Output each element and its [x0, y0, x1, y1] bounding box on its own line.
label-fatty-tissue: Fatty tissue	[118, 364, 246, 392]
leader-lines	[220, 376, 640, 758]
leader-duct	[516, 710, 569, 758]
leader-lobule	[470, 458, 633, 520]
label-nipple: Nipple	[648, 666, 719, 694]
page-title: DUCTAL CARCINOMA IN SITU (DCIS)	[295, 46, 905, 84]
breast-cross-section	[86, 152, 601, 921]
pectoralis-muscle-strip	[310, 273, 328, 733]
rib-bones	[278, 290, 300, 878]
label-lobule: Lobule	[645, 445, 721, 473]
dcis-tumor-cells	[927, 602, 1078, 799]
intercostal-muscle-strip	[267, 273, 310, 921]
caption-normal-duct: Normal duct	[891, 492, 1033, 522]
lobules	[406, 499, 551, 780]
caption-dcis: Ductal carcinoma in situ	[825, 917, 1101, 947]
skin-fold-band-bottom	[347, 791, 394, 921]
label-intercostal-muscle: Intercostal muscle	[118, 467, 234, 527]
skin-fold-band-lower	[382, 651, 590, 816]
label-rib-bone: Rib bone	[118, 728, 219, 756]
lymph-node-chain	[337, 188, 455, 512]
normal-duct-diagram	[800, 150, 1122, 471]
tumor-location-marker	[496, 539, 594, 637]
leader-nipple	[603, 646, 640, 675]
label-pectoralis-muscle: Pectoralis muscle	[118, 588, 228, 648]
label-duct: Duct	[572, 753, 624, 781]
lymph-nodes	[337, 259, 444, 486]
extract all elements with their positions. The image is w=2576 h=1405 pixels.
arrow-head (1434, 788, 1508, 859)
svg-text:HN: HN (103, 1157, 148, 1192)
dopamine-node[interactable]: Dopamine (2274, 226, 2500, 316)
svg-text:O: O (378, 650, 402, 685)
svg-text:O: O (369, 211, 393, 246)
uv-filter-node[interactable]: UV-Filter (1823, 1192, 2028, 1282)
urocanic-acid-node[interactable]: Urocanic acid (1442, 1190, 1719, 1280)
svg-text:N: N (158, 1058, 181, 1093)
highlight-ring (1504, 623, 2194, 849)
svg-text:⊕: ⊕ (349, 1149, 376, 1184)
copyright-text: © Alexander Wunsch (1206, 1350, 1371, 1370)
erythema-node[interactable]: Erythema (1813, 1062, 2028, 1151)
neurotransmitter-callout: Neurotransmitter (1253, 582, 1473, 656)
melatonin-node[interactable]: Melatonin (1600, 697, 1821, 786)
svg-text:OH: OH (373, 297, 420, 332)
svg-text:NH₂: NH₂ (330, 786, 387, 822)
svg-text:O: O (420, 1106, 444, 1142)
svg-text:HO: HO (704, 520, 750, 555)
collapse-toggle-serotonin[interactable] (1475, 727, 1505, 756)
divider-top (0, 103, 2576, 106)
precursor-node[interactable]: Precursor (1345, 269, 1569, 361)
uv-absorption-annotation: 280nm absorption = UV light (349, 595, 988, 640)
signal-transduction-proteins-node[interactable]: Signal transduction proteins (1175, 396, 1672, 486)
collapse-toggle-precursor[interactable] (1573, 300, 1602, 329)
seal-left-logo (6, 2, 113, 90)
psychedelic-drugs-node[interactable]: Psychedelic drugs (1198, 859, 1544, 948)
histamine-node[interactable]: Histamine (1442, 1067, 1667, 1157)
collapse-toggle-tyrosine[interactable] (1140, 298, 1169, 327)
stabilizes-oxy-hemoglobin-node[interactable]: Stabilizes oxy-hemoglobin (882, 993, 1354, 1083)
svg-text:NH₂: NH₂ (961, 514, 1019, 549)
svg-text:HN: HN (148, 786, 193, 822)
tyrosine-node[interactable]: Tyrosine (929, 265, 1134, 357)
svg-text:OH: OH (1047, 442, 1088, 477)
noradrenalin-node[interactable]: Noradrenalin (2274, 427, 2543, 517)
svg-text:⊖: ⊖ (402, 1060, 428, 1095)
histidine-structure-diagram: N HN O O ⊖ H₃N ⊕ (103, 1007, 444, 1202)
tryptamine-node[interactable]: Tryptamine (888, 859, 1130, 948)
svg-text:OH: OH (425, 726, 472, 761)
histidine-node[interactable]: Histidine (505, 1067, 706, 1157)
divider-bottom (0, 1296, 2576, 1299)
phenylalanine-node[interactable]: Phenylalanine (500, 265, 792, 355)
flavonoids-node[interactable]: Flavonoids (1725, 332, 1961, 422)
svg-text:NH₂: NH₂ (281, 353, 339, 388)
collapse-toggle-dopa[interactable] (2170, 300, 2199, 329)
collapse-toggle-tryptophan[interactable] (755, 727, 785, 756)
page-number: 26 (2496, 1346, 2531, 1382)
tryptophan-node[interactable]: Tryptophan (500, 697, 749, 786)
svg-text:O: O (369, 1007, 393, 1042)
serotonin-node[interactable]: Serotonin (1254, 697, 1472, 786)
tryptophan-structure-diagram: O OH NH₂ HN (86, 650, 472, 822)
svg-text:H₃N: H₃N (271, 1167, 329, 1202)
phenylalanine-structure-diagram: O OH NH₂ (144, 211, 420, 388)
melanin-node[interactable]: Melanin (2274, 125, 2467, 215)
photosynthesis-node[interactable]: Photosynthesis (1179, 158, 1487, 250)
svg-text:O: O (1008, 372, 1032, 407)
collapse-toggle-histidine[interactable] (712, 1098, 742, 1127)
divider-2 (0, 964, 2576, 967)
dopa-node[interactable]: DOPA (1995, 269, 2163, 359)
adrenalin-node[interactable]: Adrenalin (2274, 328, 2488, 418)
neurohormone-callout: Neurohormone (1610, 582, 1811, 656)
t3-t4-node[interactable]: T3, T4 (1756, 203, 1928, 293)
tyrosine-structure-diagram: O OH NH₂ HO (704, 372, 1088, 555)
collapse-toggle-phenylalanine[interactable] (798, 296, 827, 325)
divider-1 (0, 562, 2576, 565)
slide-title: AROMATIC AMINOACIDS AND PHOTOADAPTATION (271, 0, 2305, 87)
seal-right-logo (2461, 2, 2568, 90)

__________________________________________________

§ **What the task requires**
Filter the data, keeping only the lines that contain "tyrosine".

§ **Task output**
collapse-toggle-tyrosine[interactable] (1140, 298, 1169, 327)
tyrosine-node[interactable]: Tyrosine (929, 265, 1134, 357)
tyrosine-structure-diagram: O OH NH₂ HO (704, 372, 1088, 555)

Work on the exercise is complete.